● What is asked
Read the listing below and copy out every line that holds "projektów".

────────

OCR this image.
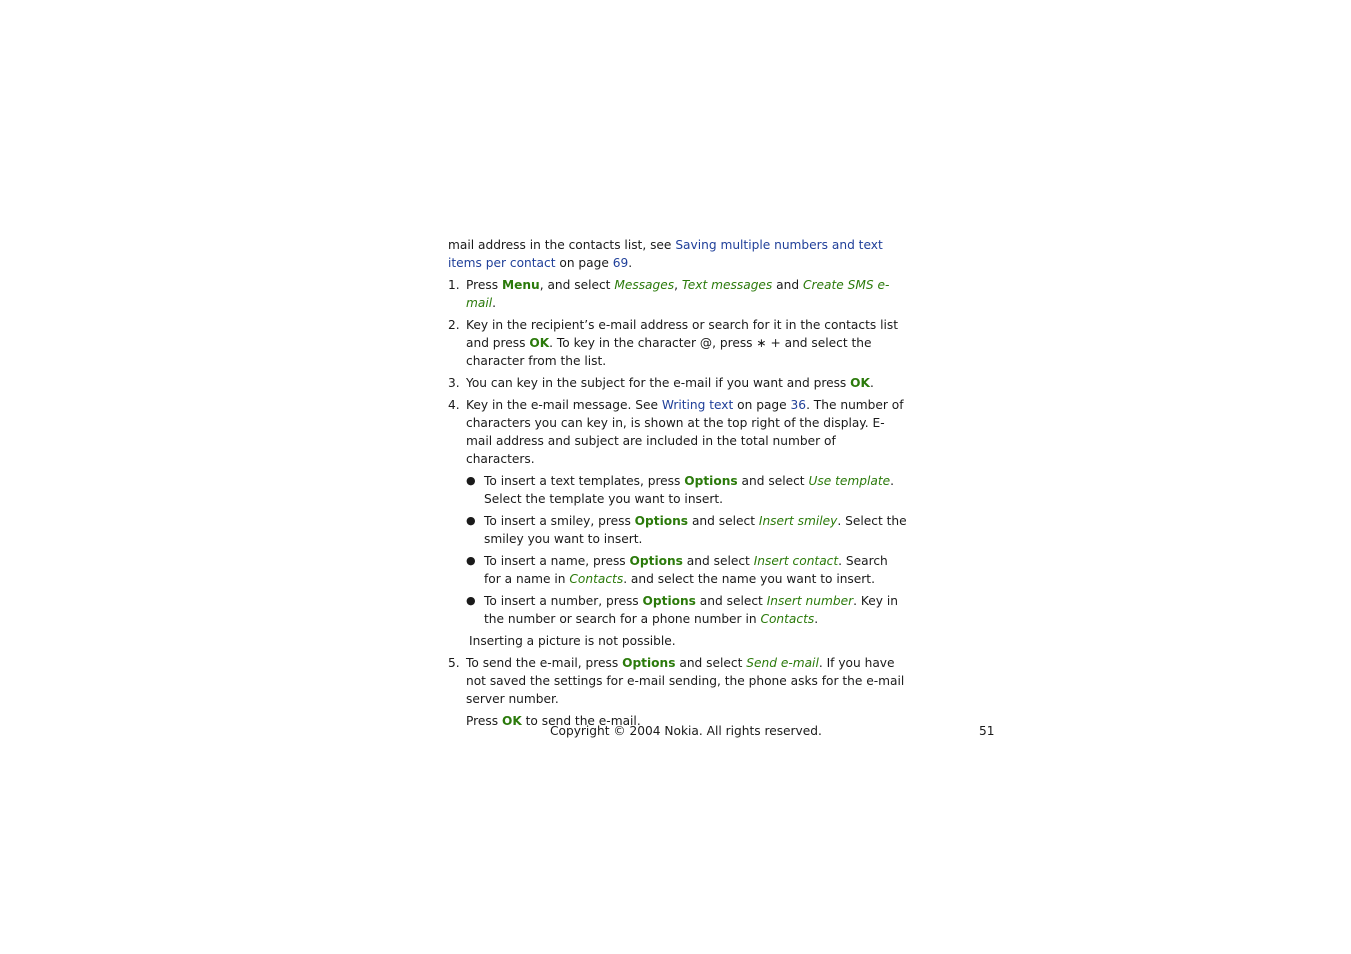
mail address in the contacts list, see Saving multiple numbers and text items per contact on page 69.

1. Press Menu, and select Messages, Text messages and Create SMS e-mail.
2. Key in the recipient’s e-mail address or search for it in the contacts list and press OK. To key in the character @, press ∗ + and select the character from the list.
3. You can key in the subject for the e-mail if you want and press OK.
4. Key in the e-mail message. See Writing text on page 36. The number of characters you can key in, is shown at the top right of the display. E-mail address and subject are included in the total number of characters.
● To insert a text templates, press Options and select Use template. Select the template you want to insert.
● To insert a smiley, press Options and select Insert smiley. Select the smiley you want to insert.
● To insert a name, press Options and select Insert contact. Search for a name in Contacts. and select the name you want to insert.
● To insert a number, press Options and select Insert number. Key in the number or search for a phone number in Contacts.

Inserting a picture is not possible.

5. To send the e-mail, press Options and select Send e-mail. If you have not saved the settings for e-mail sending, the phone asks for the e-mail server number.

Press OK to send the e-mail.

Copyright © 2004 Nokia. All rights reserved.	51
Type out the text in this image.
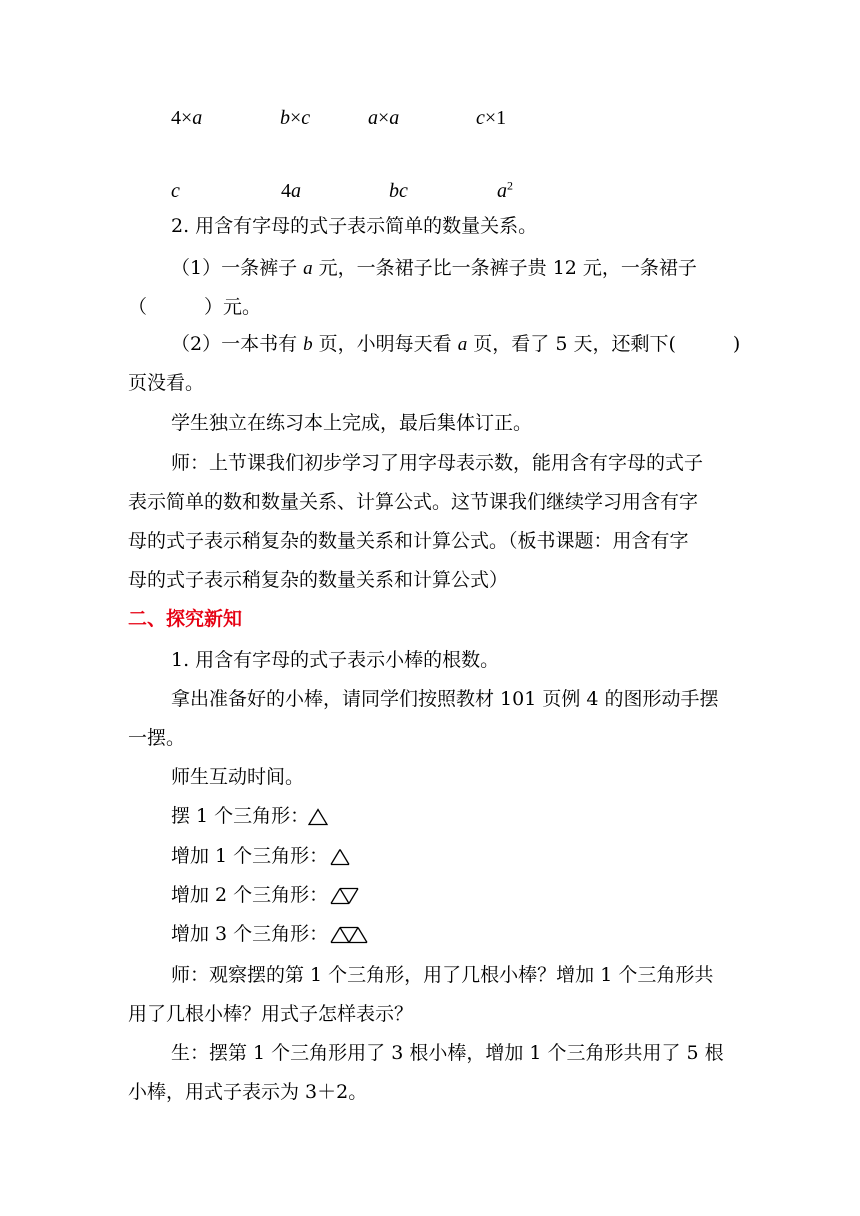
4×a	b×c	a×a	c×1
c	4a	bc	$a^2$
2. 用含有字母的式子表示简单的数量关系。
（1）一条裤子 a 元，一条裙子比一条裤子贵 12 元，一条裙子
（　　　）元。
（2）一本书有 b 页，小明每天看 a 页，看了 5 天，还剩下(　　　)
页没看。
学生独立在练习本上完成，最后集体订正。
师：上节课我们初步学习了用字母表示数，能用含有字母的式子
表示简单的数和数量关系、计算公式。这节课我们继续学习用含有字
母的式子表示稍复杂的数量关系和计算公式。（板书课题：用含有字
母的式子表示稍复杂的数量关系和计算公式）
二、探究新知
1. 用含有字母的式子表示小棒的根数。
拿出准备好的小棒，请同学们按照教材 101 页例 4 的图形动手摆
一摆。
师生互动时间。
摆 1 个三角形：
增加 1 个三角形：
增加 2 个三角形：
增加 3 个三角形：
师：观察摆的第 1 个三角形，用了几根小棒？增加 1 个三角形共
用了几根小棒？用式子怎样表示？
生：摆第 1 个三角形用了 3 根小棒，增加 1 个三角形共用了 5 根
小棒，用式子表示为 3＋2。
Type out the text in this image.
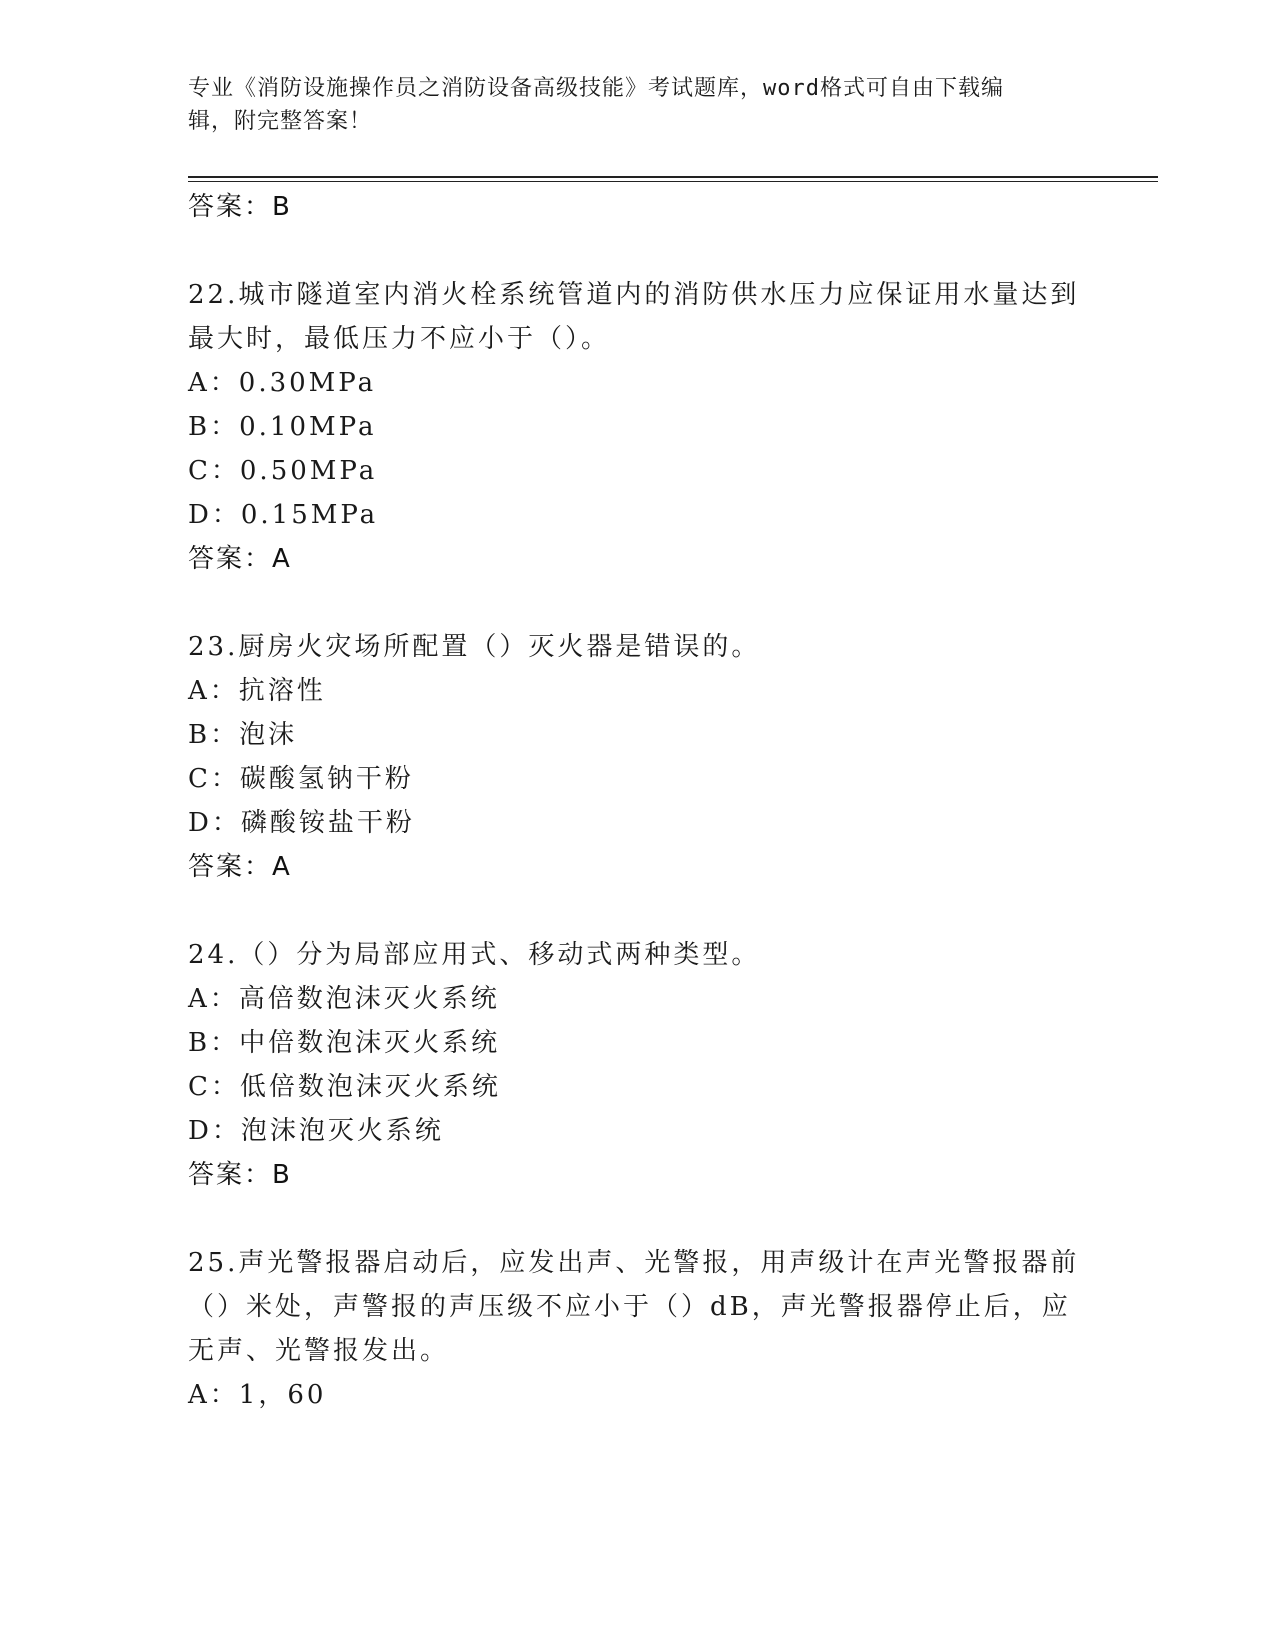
专业《消防设施操作员之消防设备高级技能》考试题库，word格式可自由下载编
辑，附完整答案！
答案：B
22.城市隧道室内消火栓系统管道内的消防供水压力应保证用水量达到
最大时，最低压力不应小于（）。
A：0.30MPa
B：0.10MPa
C：0.50MPa
D：0.15MPa
答案：A
23.厨房火灾场所配置（）灭火器是错误的。
A：抗溶性
B：泡沫
C：碳酸氢钠干粉
D：磷酸铵盐干粉
答案：A
24.（）分为局部应用式、移动式两种类型。
A：高倍数泡沫灭火系统
B：中倍数泡沫灭火系统
C：低倍数泡沫灭火系统
D：泡沫泡灭火系统
答案：B
25.声光警报器启动后，应发出声、光警报，用声级计在声光警报器前
（）米处，声警报的声压级不应小于（）dB，声光警报器停止后，应
无声、光警报发出。
A：1，60
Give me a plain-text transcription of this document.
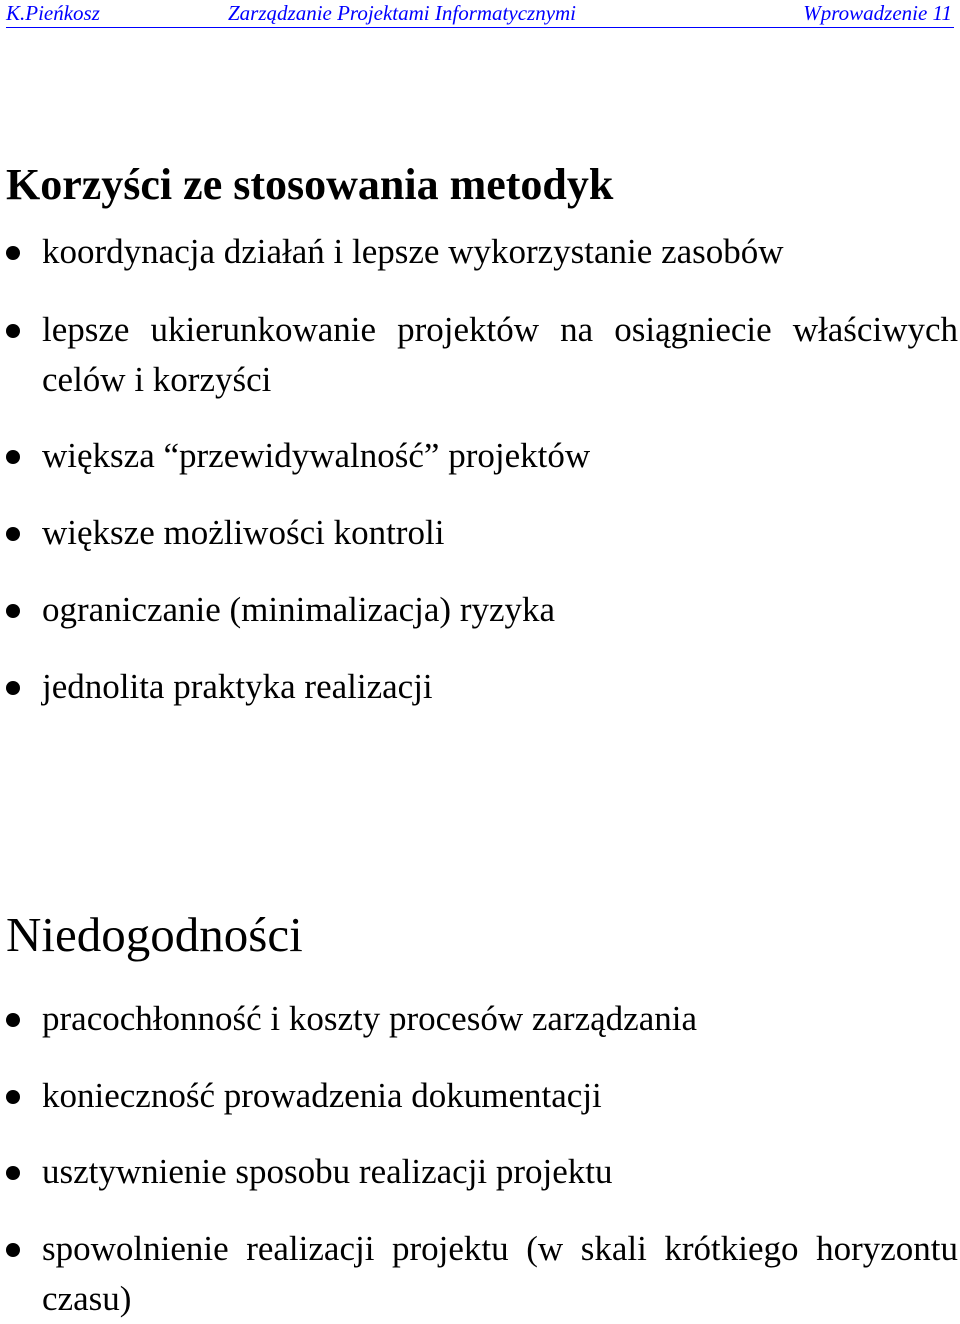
K.Pieńkosz	Zarządzanie Projektami Informatycznymi	Wprowadzenie 11
Korzyści ze stosowania metodyk
koordynacja działań i lepsze wykorzystanie zasobów
lepsze ukierunkowanie projektów na osiągniecie właściwych celów i korzyści
większa “przewidywalność” projektów
większe możliwości kontroli
ograniczanie (minimalizacja) ryzyka
jednolita praktyka realizacji
Niedogodności
pracochłonność i koszty procesów zarządzania
konieczność prowadzenia dokumentacji
usztywnienie sposobu realizacji projektu
spowolnienie realizacji projektu (w skali krótkiego horyzontu czasu)
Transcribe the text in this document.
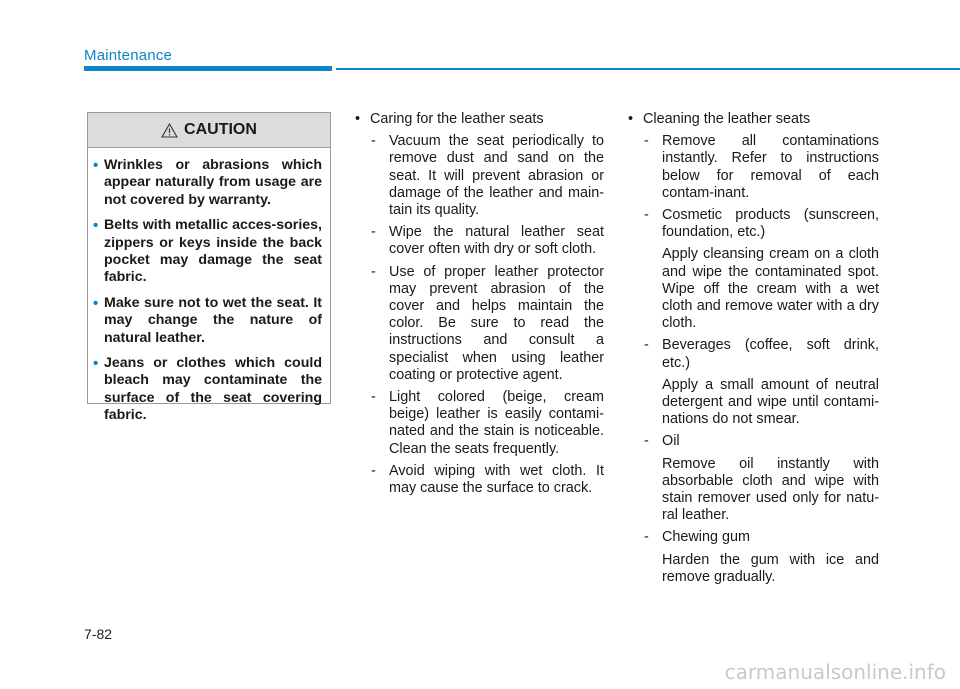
Maintenance
CAUTION
• Wrinkles or abrasions which appear naturally from usage are not covered by warranty.
• Belts with metallic acces-sories, zippers or keys inside the back pocket may damage the seat fabric.
• Make sure not to wet the seat. It may change the nature of natural leather.
• Jeans or clothes which could bleach may contaminate the surface of the seat covering fabric.
• Caring for the leather seats
- Vacuum the seat periodically to remove dust and sand on the seat. It will prevent abrasion or damage of the leather and main-tain its quality.
- Wipe the natural leather seat cover often with dry or soft cloth.
- Use of proper leather protector may prevent abrasion of the cover and helps maintain the color. Be sure to read the instructions and consult a specialist when using leather coating or protective agent.
- Light colored (beige, cream beige) leather is easily contami-nated and the stain is noticeable. Clean the seats frequently.
- Avoid wiping with wet cloth. It may cause the surface to crack.
• Cleaning the leather seats
- Remove all contaminations instantly. Refer to instructions below for removal of each contam-inant.
- Cosmetic products (sunscreen, foundation, etc.)
Apply cleansing cream on a cloth and wipe the contaminated spot. Wipe off the cream with a wet cloth and remove water with a dry cloth.
- Beverages (coffee, soft drink, etc.)
Apply a small amount of neutral detergent and wipe until contami-nations do not smear.
- Oil
Remove oil instantly with absorbable cloth and wipe with stain remover used only for natu-ral leather.
- Chewing gum
Harden the gum with ice and remove gradually.
7-82
carmanualsonline.info
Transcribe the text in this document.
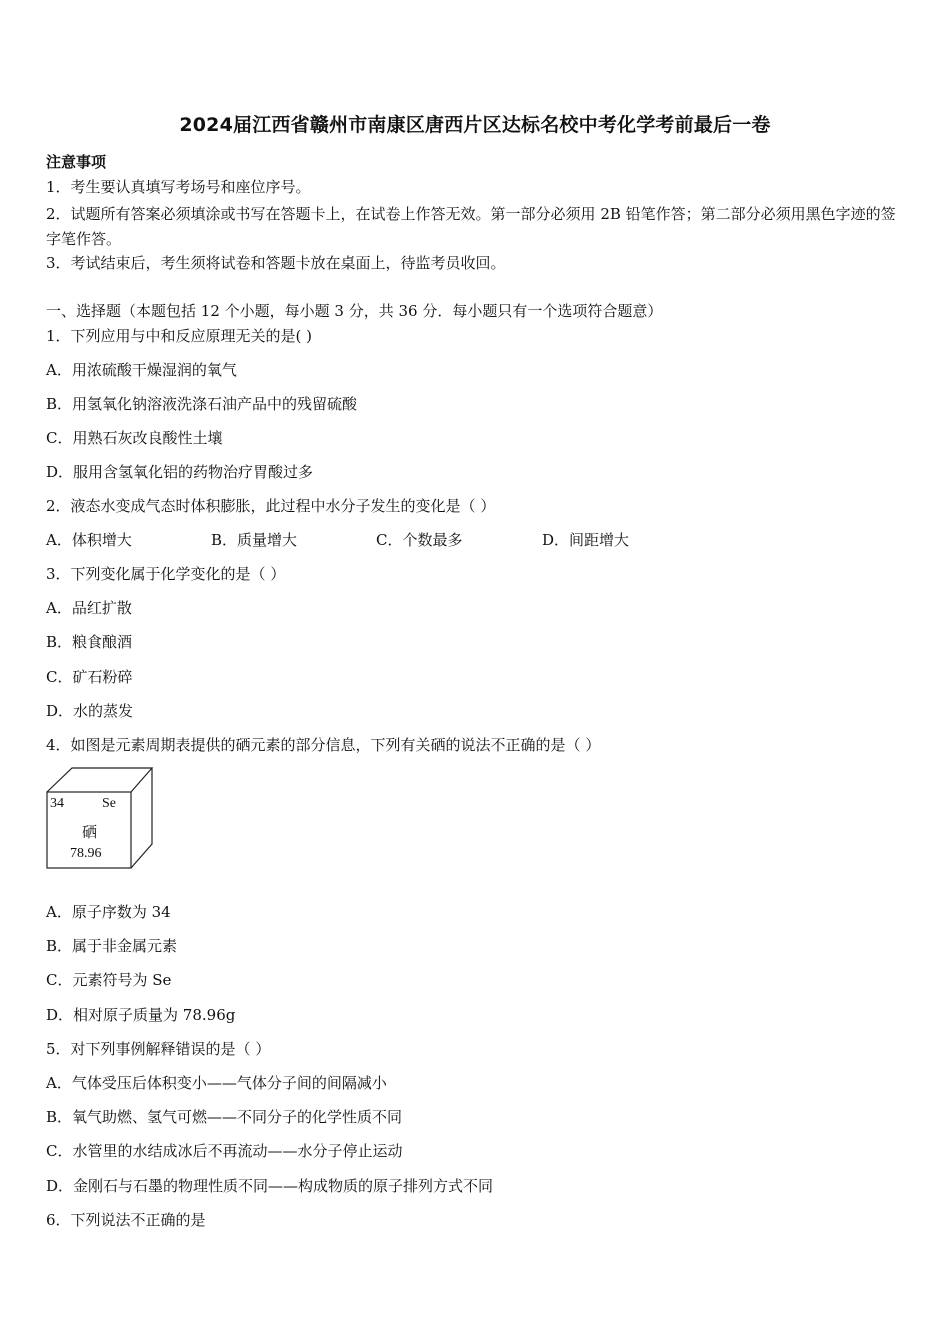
2024届江西省赣州市南康区唐西片区达标名校中考化学考前最后一卷
注意事项
1．考生要认真填写考场号和座位序号。
2．试题所有答案必须填涂或书写在答题卡上，在试卷上作答无效。第一部分必须用 2B 铅笔作答；第二部分必须用黑色字迹的签字笔作答。
3．考试结束后，考生须将试卷和答题卡放在桌面上，待监考员收回。
一、选择题（本题包括 12 个小题，每小题 3 分，共 36 分．每小题只有一个选项符合题意）
1．下列应用与中和反应原理无关的是( )
A．用浓硫酸干燥湿润的氧气
B．用氢氧化钠溶液洗涤石油产品中的残留硫酸
C．用熟石灰改良酸性土壤
D．服用含氢氧化铝的药物治疗胃酸过多
2．液态水变成气态时体积膨胀，此过程中水分子发生的变化是（ ）
A．体积增大	B．质量增大	C．个数最多	D．间距增大
3．下列变化属于化学变化的是（ ）
A．品红扩散
B．粮食酿酒
C．矿石粉碎
D．水的蒸发
4．如图是元素周期表提供的硒元素的部分信息，下列有关硒的说法不正确的是（ ）
34	Se
硒
78.96
A．原子序数为 34
B．属于非金属元素
C．元素符号为 Se
D．相对原子质量为 78.96g
5．对下列事例解释错误的是（ ）
A．气体受压后体积变小——气体分子间的间隔减小
B．氧气助燃、氢气可燃——不同分子的化学性质不同
C．水管里的水结成冰后不再流动——水分子停止运动
D．金刚石与石墨的物理性质不同——构成物质的原子排列方式不同
6．下列说法不正确的是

────────

● Result of this exercise
lepsze ukierunkowanie projektów na osiągniecie właściwych celów i korzyści
większa “przewidywalność” projektów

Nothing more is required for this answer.